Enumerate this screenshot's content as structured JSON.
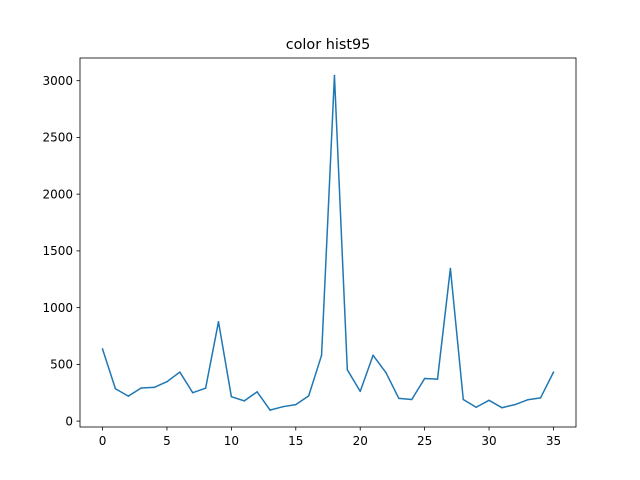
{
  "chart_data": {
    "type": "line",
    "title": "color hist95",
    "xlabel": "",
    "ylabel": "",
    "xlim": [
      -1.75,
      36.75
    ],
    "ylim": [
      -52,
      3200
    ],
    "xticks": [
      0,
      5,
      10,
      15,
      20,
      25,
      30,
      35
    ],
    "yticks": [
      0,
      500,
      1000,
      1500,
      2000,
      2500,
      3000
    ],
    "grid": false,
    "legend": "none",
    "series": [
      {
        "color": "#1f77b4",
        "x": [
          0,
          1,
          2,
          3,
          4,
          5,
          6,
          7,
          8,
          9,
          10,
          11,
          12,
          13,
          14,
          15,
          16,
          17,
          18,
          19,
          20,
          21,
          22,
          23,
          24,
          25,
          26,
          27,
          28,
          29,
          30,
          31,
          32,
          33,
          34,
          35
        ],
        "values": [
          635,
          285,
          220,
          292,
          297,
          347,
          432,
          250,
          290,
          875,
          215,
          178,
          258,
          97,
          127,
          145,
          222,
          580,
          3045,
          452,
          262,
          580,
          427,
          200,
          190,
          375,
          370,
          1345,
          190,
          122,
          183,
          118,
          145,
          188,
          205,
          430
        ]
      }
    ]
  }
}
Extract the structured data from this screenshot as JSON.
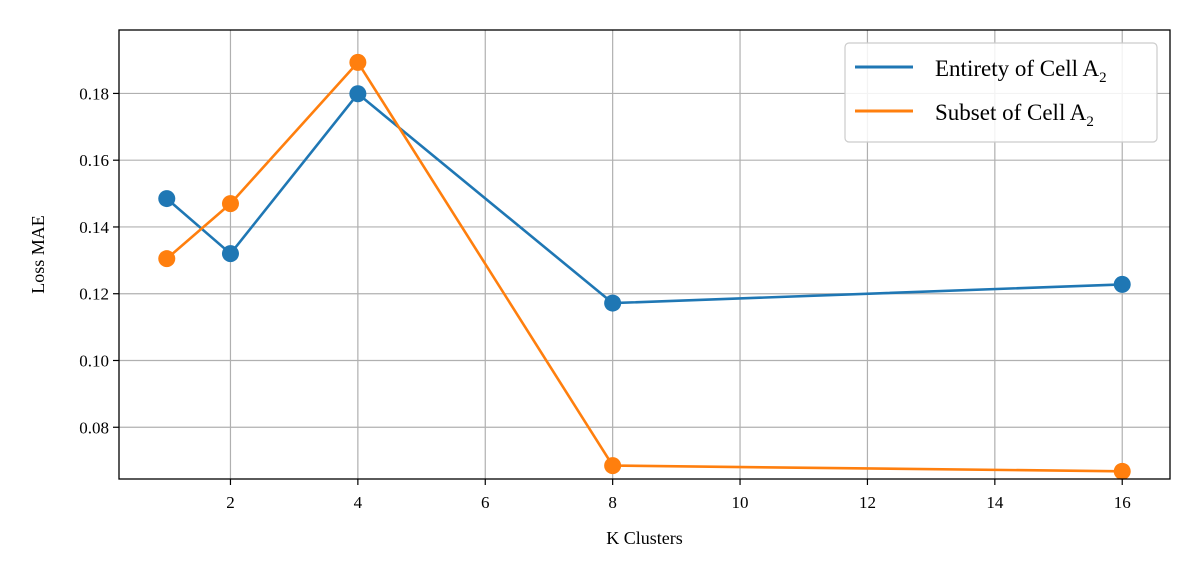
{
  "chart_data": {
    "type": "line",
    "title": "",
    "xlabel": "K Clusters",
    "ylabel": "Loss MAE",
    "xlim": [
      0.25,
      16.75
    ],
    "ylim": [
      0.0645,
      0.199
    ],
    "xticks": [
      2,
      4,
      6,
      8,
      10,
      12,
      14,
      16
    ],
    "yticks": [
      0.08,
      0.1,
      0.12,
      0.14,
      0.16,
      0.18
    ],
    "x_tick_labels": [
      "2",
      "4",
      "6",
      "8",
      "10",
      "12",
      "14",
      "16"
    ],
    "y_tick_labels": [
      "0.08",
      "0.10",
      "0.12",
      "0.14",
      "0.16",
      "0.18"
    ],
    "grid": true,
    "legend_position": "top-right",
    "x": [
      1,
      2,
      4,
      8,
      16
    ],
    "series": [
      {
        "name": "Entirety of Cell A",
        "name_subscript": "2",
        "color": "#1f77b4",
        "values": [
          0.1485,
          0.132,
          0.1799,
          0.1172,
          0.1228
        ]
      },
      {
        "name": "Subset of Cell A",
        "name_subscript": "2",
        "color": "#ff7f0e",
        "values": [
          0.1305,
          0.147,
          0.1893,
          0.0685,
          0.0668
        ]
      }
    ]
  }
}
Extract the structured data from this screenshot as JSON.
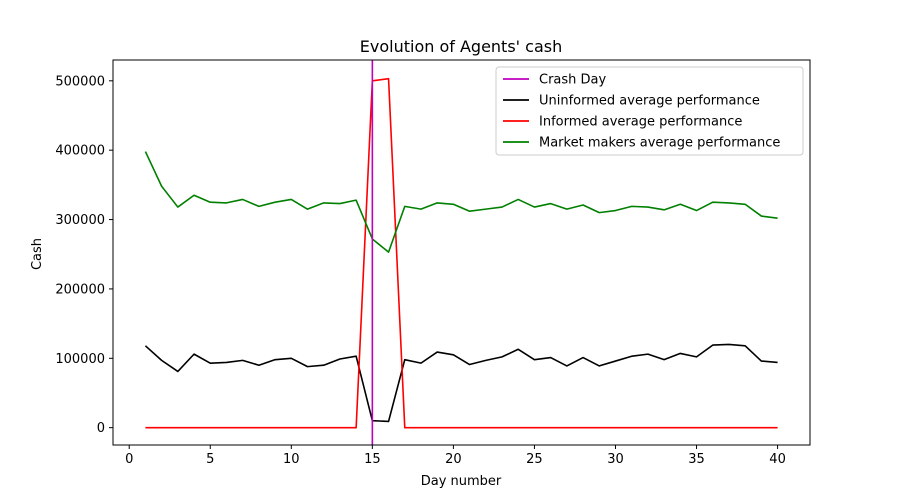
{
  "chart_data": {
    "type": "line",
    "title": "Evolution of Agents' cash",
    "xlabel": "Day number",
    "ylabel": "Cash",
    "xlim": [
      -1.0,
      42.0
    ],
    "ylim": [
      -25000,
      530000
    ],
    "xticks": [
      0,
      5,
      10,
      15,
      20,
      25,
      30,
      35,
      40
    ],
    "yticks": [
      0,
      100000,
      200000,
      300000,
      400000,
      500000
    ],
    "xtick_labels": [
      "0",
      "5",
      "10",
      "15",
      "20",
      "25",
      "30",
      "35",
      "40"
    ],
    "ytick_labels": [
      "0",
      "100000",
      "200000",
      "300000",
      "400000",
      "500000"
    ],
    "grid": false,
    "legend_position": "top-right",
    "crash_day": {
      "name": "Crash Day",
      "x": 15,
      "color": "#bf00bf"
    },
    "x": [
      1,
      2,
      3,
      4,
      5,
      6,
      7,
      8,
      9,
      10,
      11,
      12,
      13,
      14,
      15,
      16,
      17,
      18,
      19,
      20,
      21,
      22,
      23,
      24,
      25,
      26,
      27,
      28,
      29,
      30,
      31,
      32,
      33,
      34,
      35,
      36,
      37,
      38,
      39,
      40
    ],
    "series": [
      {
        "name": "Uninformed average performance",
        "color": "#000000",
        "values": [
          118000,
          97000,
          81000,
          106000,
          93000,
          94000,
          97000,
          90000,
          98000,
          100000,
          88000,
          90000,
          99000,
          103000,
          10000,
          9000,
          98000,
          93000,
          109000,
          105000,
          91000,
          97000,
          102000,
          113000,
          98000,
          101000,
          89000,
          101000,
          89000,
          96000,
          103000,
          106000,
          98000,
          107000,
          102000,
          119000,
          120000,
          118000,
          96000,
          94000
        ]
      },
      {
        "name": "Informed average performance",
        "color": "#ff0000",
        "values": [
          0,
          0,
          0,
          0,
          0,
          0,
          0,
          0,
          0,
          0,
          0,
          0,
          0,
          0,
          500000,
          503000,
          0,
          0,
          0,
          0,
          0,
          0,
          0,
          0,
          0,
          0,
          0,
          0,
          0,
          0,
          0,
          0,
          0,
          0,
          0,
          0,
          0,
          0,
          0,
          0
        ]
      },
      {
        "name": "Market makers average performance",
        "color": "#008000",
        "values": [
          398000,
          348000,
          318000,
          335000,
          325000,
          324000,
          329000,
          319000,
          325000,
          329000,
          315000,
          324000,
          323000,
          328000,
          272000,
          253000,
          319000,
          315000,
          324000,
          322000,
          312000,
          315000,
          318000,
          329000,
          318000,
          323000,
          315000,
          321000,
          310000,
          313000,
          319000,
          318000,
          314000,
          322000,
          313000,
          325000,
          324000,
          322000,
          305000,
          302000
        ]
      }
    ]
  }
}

- [Exercise brief] Drop the images and quote the entries word for word.

- [Worked solution]
Enumerate this screenshot's content as structured JSON.
{
  "chart_data": {
    "type": "line",
    "title": "color hist95",
    "xlabel": "",
    "ylabel": "",
    "xlim": [
      -1.75,
      36.75
    ],
    "ylim": [
      -52,
      3200
    ],
    "xticks": [
      0,
      5,
      10,
      15,
      20,
      25,
      30,
      35
    ],
    "yticks": [
      0,
      500,
      1000,
      1500,
      2000,
      2500,
      3000
    ],
    "grid": false,
    "legend": "none",
    "series": [
      {
        "color": "#1f77b4",
        "x": [
          0,
          1,
          2,
          3,
          4,
          5,
          6,
          7,
          8,
          9,
          10,
          11,
          12,
          13,
          14,
          15,
          16,
          17,
          18,
          19,
          20,
          21,
          22,
          23,
          24,
          25,
          26,
          27,
          28,
          29,
          30,
          31,
          32,
          33,
          34,
          35
        ],
        "values": [
          635,
          285,
          220,
          292,
          297,
          347,
          432,
          250,
          290,
          875,
          215,
          178,
          258,
          97,
          127,
          145,
          222,
          580,
          3045,
          452,
          262,
          580,
          427,
          200,
          190,
          375,
          370,
          1345,
          190,
          122,
          183,
          118,
          145,
          188,
          205,
          430
        ]
      }
    ]
  }
}
Extract the structured data from this screenshot as JSON.
{
  "chart_data": {
    "type": "line",
    "title": "",
    "xlabel": "K Clusters",
    "ylabel": "Loss MAE",
    "xlim": [
      0.25,
      16.75
    ],
    "ylim": [
      0.0645,
      0.199
    ],
    "xticks": [
      2,
      4,
      6,
      8,
      10,
      12,
      14,
      16
    ],
    "yticks": [
      0.08,
      0.1,
      0.12,
      0.14,
      0.16,
      0.18
    ],
    "x_tick_labels": [
      "2",
      "4",
      "6",
      "8",
      "10",
      "12",
      "14",
      "16"
    ],
    "y_tick_labels": [
      "0.08",
      "0.10",
      "0.12",
      "0.14",
      "0.16",
      "0.18"
    ],
    "grid": true,
    "legend_position": "top-right",
    "x": [
      1,
      2,
      4,
      8,
      16
    ],
    "series": [
      {
        "name": "Entirety of Cell A",
        "name_subscript": "2",
        "color": "#1f77b4",
        "values": [
          0.1485,
          0.132,
          0.1799,
          0.1172,
          0.1228
        ]
      },
      {
        "name": "Subset of Cell A",
        "name_subscript": "2",
        "color": "#ff7f0e",
        "values": [
          0.1305,
          0.147,
          0.1893,
          0.0685,
          0.0668
        ]
      }
    ]
  }
}
Extract the structured data from this screenshot as JSON.
{
  "chart_data": {
    "type": "line",
    "title": "Evolution of Agents' cash",
    "xlabel": "Day number",
    "ylabel": "Cash",
    "xlim": [
      -1.0,
      42.0
    ],
    "ylim": [
      -25000,
      530000
    ],
    "xticks": [
      0,
      5,
      10,
      15,
      20,
      25,
      30,
      35,
      40
    ],
    "yticks": [
      0,
      100000,
      200000,
      300000,
      400000,
      500000
    ],
    "xtick_labels": [
      "0",
      "5",
      "10",
      "15",
      "20",
      "25",
      "30",
      "35",
      "40"
    ],
    "ytick_labels": [
      "0",
      "100000",
      "200000",
      "300000",
      "400000",
      "500000"
    ],
    "grid": false,
    "legend_position": "top-right",
    "crash_day": {
      "name": "Crash Day",
      "x": 15,
      "color": "#bf00bf"
    },
    "x": [
      1,
      2,
      3,
      4,
      5,
      6,
      7,
      8,
      9,
      10,
      11,
      12,
      13,
      14,
      15,
      16,
      17,
      18,
      19,
      20,
      21,
      22,
      23,
      24,
      25,
      26,
      27,
      28,
      29,
      30,
      31,
      32,
      33,
      34,
      35,
      36,
      37,
      38,
      39,
      40
    ],
    "series": [
      {
        "name": "Uninformed average performance",
        "color": "#000000",
        "values": [
          118000,
          97000,
          81000,
          106000,
          93000,
          94000,
          97000,
          90000,
          98000,
          100000,
          88000,
          90000,
          99000,
          103000,
          10000,
          9000,
          98000,
          93000,
          109000,
          105000,
          91000,
          97000,
          102000,
          113000,
          98000,
          101000,
          89000,
          101000,
          89000,
          96000,
          103000,
          106000,
          98000,
          107000,
          102000,
          119000,
          120000,
          118000,
          96000,
          94000
        ]
      },
      {
        "name": "Informed average performance",
        "color": "#ff0000",
        "values": [
          0,
          0,
          0,
          0,
          0,
          0,
          0,
          0,
          0,
          0,
          0,
          0,
          0,
          0,
          500000,
          503000,
          0,
          0,
          0,
          0,
          0,
          0,
          0,
          0,
          0,
          0,
          0,
          0,
          0,
          0,
          0,
          0,
          0,
          0,
          0,
          0,
          0,
          0,
          0,
          0
        ]
      },
      {
        "name": "Market makers average performance",
        "color": "#008000",
        "values": [
          398000,
          348000,
          318000,
          335000,
          325000,
          324000,
          329000,
          319000,
          325000,
          329000,
          315000,
          324000,
          323000,
          328000,
          272000,
          253000,
          319000,
          315000,
          324000,
          322000,
          312000,
          315000,
          318000,
          329000,
          318000,
          323000,
          315000,
          321000,
          310000,
          313000,
          319000,
          318000,
          314000,
          322000,
          313000,
          325000,
          324000,
          322000,
          305000,
          302000
        ]
      }
    ]
  }
}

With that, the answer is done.